Spatial layout entries –
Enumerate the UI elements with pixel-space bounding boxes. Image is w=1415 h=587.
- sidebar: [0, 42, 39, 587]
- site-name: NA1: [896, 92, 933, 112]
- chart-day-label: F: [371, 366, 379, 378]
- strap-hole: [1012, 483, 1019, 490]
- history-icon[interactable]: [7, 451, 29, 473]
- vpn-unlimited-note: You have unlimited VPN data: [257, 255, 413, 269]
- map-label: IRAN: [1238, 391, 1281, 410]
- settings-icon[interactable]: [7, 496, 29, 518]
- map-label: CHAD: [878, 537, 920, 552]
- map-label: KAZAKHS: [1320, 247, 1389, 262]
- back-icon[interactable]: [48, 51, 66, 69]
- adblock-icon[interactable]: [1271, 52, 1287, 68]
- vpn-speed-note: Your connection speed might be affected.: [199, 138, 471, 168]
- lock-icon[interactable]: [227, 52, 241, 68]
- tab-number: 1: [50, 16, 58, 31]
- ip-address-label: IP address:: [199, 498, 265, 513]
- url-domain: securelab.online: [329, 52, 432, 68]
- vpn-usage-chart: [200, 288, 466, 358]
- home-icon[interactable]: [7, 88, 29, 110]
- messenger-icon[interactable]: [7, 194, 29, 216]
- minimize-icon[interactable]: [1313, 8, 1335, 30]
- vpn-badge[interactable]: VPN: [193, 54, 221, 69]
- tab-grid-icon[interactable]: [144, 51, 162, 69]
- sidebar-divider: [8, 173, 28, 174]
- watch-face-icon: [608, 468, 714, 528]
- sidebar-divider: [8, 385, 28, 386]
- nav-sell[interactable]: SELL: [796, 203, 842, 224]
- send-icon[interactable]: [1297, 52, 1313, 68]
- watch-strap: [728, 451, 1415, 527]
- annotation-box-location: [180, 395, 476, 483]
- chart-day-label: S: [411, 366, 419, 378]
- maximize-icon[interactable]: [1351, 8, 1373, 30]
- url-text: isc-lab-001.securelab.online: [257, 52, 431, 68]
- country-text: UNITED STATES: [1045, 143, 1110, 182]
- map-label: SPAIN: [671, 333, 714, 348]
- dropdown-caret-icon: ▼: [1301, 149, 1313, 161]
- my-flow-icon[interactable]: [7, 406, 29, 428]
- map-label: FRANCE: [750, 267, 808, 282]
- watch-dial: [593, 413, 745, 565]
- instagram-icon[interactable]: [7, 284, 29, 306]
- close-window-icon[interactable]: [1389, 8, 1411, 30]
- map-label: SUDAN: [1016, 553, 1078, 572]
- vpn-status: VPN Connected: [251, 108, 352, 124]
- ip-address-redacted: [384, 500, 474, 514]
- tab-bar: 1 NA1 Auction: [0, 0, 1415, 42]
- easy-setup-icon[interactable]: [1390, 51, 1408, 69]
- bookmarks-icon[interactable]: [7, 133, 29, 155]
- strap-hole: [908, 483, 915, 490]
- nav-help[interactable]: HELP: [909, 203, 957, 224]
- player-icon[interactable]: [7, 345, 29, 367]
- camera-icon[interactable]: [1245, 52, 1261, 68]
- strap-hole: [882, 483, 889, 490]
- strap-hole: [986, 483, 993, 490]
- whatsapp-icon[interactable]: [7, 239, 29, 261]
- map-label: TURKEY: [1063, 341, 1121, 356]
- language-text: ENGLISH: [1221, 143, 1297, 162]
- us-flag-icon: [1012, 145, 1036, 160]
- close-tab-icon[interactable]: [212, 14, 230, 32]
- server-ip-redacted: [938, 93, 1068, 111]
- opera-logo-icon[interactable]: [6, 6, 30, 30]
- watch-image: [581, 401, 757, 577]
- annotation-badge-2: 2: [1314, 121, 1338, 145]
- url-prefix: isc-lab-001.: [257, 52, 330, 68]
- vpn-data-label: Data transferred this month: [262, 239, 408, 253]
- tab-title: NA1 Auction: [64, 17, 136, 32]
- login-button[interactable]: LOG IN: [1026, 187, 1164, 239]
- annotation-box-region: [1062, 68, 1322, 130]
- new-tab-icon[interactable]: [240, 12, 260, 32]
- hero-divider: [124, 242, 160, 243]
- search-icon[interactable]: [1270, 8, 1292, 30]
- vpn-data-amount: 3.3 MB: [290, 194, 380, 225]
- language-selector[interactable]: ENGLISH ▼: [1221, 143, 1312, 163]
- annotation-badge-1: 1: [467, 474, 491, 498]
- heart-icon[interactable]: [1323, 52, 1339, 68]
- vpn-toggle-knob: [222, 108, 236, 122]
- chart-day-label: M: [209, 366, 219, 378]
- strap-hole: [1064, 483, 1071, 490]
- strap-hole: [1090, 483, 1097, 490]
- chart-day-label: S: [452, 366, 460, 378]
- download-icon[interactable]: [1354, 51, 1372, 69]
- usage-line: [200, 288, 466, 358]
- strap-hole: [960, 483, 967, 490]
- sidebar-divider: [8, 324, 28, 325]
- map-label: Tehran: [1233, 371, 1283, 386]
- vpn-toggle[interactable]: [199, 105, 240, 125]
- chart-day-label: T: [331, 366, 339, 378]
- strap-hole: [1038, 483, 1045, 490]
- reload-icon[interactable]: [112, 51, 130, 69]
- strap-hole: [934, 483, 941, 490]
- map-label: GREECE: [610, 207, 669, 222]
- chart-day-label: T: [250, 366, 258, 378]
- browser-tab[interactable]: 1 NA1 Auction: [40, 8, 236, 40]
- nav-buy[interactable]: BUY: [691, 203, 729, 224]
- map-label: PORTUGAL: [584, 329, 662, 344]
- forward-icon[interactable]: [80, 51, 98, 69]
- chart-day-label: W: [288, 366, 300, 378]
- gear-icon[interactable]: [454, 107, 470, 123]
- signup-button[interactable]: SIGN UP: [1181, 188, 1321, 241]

TASK DETAILS –
Copy out every line of the records above without any changes.

TASK RESPONSE –
Enumerate the UI elements with pixel-space bounding boxes. Image is w=1415 h=587.
- sidebar: [0, 42, 39, 587]
- site-name: NA1: [896, 92, 933, 112]
- chart-day-label: F: [371, 366, 379, 378]
- strap-hole: [1012, 483, 1019, 490]
- history-icon[interactable]: [7, 451, 29, 473]
- vpn-unlimited-note: You have unlimited VPN data: [257, 255, 413, 269]
- map-label: IRAN: [1238, 391, 1281, 410]
- settings-icon[interactable]: [7, 496, 29, 518]
- map-label: CHAD: [878, 537, 920, 552]
- map-label: KAZAKHS: [1320, 247, 1389, 262]
- back-icon[interactable]: [48, 51, 66, 69]
- adblock-icon[interactable]: [1271, 52, 1287, 68]
- vpn-speed-note: Your connection speed might be affected.: [199, 138, 471, 168]
- lock-icon[interactable]: [227, 52, 241, 68]
- tab-number: 1: [50, 16, 58, 31]
- ip-address-label: IP address:: [199, 498, 265, 513]
- url-domain: securelab.online: [329, 52, 432, 68]
- vpn-usage-chart: [200, 288, 466, 358]
- home-icon[interactable]: [7, 88, 29, 110]
- messenger-icon[interactable]: [7, 194, 29, 216]
- minimize-icon[interactable]: [1313, 8, 1335, 30]
- vpn-badge[interactable]: VPN: [193, 54, 221, 69]
- tab-grid-icon[interactable]: [144, 51, 162, 69]
- sidebar-divider: [8, 173, 28, 174]
- watch-face-icon: [608, 468, 714, 528]
- sidebar-divider: [8, 385, 28, 386]
- nav-sell[interactable]: SELL: [796, 203, 842, 224]
- send-icon[interactable]: [1297, 52, 1313, 68]
- watch-strap: [728, 451, 1415, 527]
- annotation-box-location: [180, 395, 476, 483]
- chart-day-label: S: [411, 366, 419, 378]
- maximize-icon[interactable]: [1351, 8, 1373, 30]
- url-text: isc-lab-001.securelab.online: [257, 52, 431, 68]
- country-text: UNITED STATES: [1045, 143, 1110, 182]
- map-label: SPAIN: [671, 333, 714, 348]
- dropdown-caret-icon: ▼: [1301, 149, 1313, 161]
- my-flow-icon[interactable]: [7, 406, 29, 428]
- map-label: FRANCE: [750, 267, 808, 282]
- watch-dial: [593, 413, 745, 565]
- instagram-icon[interactable]: [7, 284, 29, 306]
- close-window-icon[interactable]: [1389, 8, 1411, 30]
- map-label: SUDAN: [1016, 553, 1078, 572]
- vpn-status: VPN Connected: [251, 108, 352, 124]
- ip-address-redacted: [384, 500, 474, 514]
- tab-bar: 1 NA1 Auction: [0, 0, 1415, 42]
- easy-setup-icon[interactable]: [1390, 51, 1408, 69]
- bookmarks-icon[interactable]: [7, 133, 29, 155]
- strap-hole: [908, 483, 915, 490]
- nav-help[interactable]: HELP: [909, 203, 957, 224]
- player-icon[interactable]: [7, 345, 29, 367]
- camera-icon[interactable]: [1245, 52, 1261, 68]
- strap-hole: [882, 483, 889, 490]
- strap-hole: [986, 483, 993, 490]
- whatsapp-icon[interactable]: [7, 239, 29, 261]
- map-label: TURKEY: [1063, 341, 1121, 356]
- language-text: ENGLISH: [1221, 143, 1297, 162]
- us-flag-icon: [1012, 145, 1036, 160]
- close-tab-icon[interactable]: [212, 14, 230, 32]
- server-ip-redacted: [938, 93, 1068, 111]
- opera-logo-icon[interactable]: [6, 6, 30, 30]
- watch-image: [581, 401, 757, 577]
- annotation-badge-2: 2: [1314, 121, 1338, 145]
- url-prefix: isc-lab-001.: [257, 52, 330, 68]
- vpn-data-label: Data transferred this month: [262, 239, 408, 253]
- tab-title: NA1 Auction: [64, 17, 136, 32]
- login-button[interactable]: LOG IN: [1026, 187, 1164, 239]
- annotation-box-region: [1062, 68, 1322, 130]
- new-tab-icon[interactable]: [240, 12, 260, 32]
- hero-divider: [124, 242, 160, 243]
- search-icon[interactable]: [1270, 8, 1292, 30]
- vpn-data-amount: 3.3 MB: [290, 194, 380, 225]
- language-selector[interactable]: ENGLISH ▼: [1221, 143, 1312, 163]
- annotation-badge-1: 1: [467, 474, 491, 498]
- heart-icon[interactable]: [1323, 52, 1339, 68]
- vpn-toggle-knob: [222, 108, 236, 122]
- chart-day-label: M: [209, 366, 219, 378]
- strap-hole: [1064, 483, 1071, 490]
- strap-hole: [1090, 483, 1097, 490]
- chart-day-label: S: [452, 366, 460, 378]
- download-icon[interactable]: [1354, 51, 1372, 69]
- usage-line: [200, 288, 466, 358]
- strap-hole: [960, 483, 967, 490]
- sidebar-divider: [8, 324, 28, 325]
- map-label: Tehran: [1233, 371, 1283, 386]
- vpn-toggle[interactable]: [199, 105, 240, 125]
- chart-day-label: T: [331, 366, 339, 378]
- strap-hole: [1038, 483, 1045, 490]
- reload-icon[interactable]: [112, 51, 130, 69]
- strap-hole: [934, 483, 941, 490]
- map-label: GREECE: [610, 207, 669, 222]
- chart-day-label: T: [250, 366, 258, 378]
- browser-tab[interactable]: 1 NA1 Auction: [40, 8, 236, 40]
- nav-buy[interactable]: BUY: [691, 203, 729, 224]
- map-label: PORTUGAL: [584, 329, 662, 344]
- forward-icon[interactable]: [80, 51, 98, 69]
- chart-day-label: W: [288, 366, 300, 378]
- gear-icon[interactable]: [454, 107, 470, 123]
- signup-button[interactable]: SIGN UP: [1181, 188, 1321, 241]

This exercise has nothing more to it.